--- START Information given ---

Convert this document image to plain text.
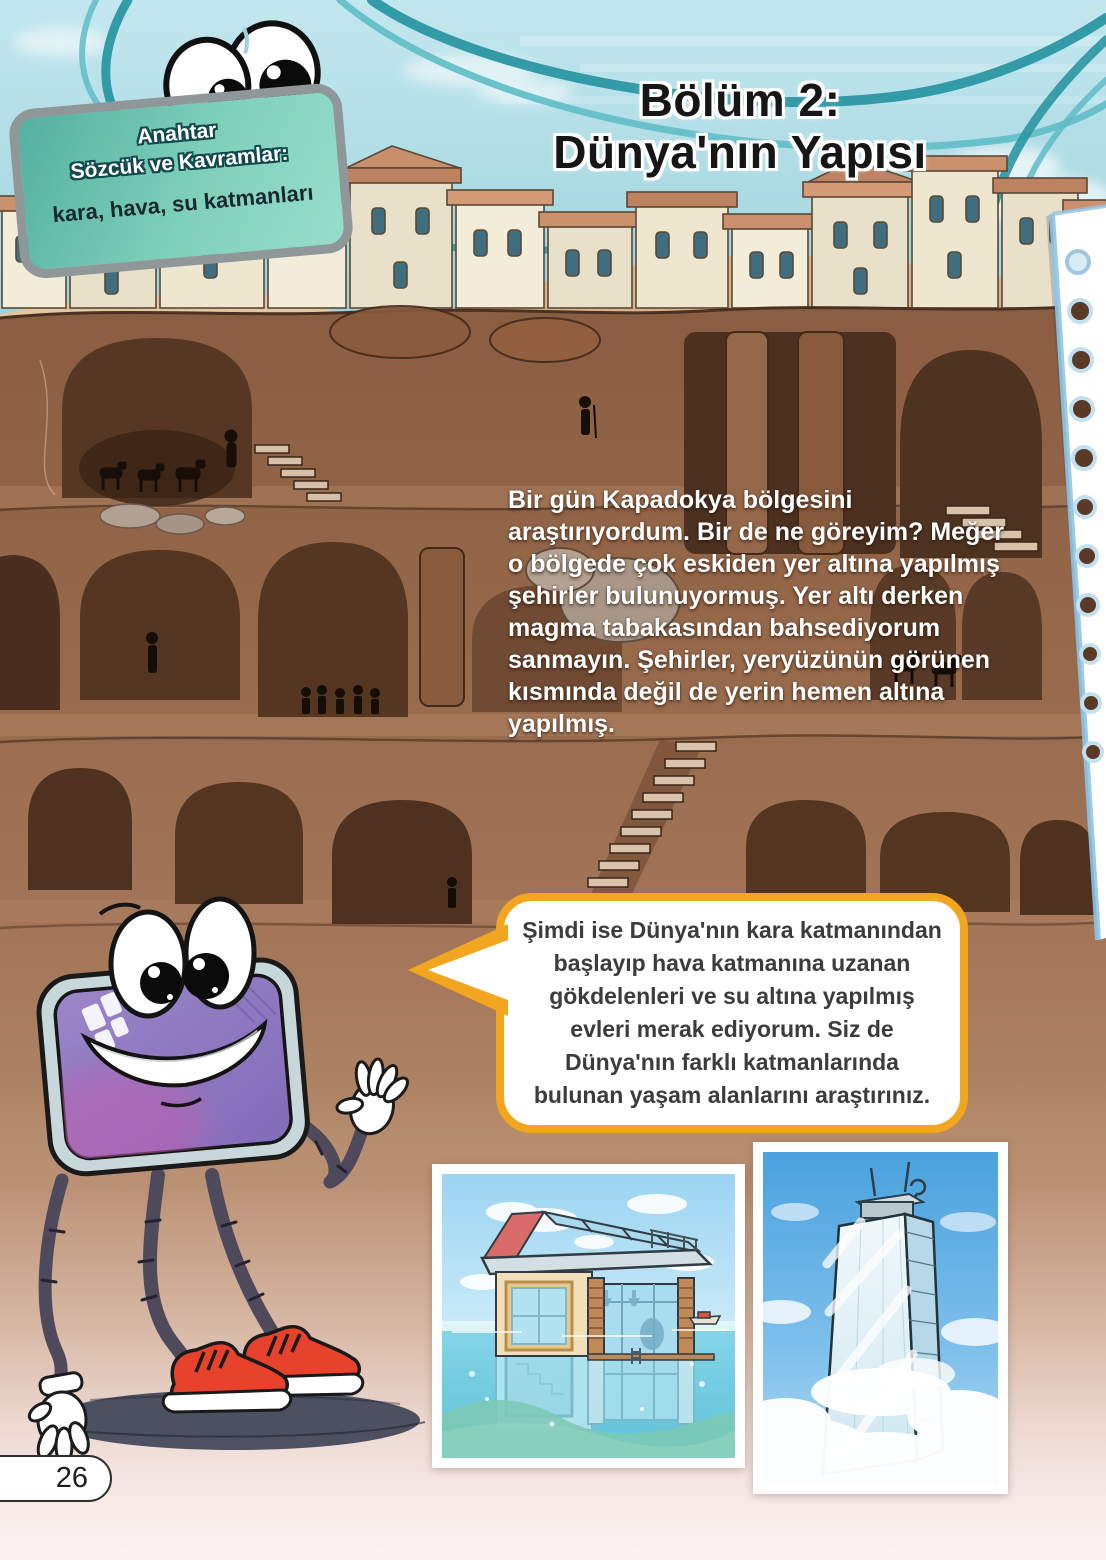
Anahtar
Sözcük ve Kavramlar:
kara, hava, su katmanları
Bölüm 2:
Dünya'nın Yapısı
Bir gün Kapadokya bölgesini araştırıyordum. Bir de ne göreyim? Meğer o bölgede çok eskiden yer altına yapılmış şehirler bulunuyormuş. Yer altı derken magma tabakasından bahsediyorum sanmayın. Şehirler, yeryüzünün görünen kısmında değil de yerin hemen altına yapılmış.
Şimdi ise Dünya'nın kara katmanından başlayıp hava katmanına uzanan gökdelenleri ve su altına yapılmış evleri merak ediyorum. Siz de Dünya'nın farklı katmanlarında bulunan yaşam alanlarını araştırınız.
26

--- END Information given ---

### Your task
Omit the pictures, then quote the rest of the material above exactly.

### The result
Convert this document image to plain text.
Anahtar
Sözcük ve Kavramlar:
kara, hava, su katmanları
Bölüm 2:
Dünya'nın Yapısı
Bir gün Kapadokya bölgesini araştırıyordum. Bir de ne göreyim? Meğer o bölgede çok eskiden yer altına yapılmış şehirler bulunuyormuş. Yer altı derken magma tabakasından bahsediyorum sanmayın. Şehirler, yeryüzünün görünen kısmında değil de yerin hemen altına yapılmış.
Şimdi ise Dünya'nın kara katmanından başlayıp hava katmanına uzanan gökdelenleri ve su altına yapılmış evleri merak ediyorum. Siz de Dünya'nın farklı katmanlarında bulunan yaşam alanlarını araştırınız.
26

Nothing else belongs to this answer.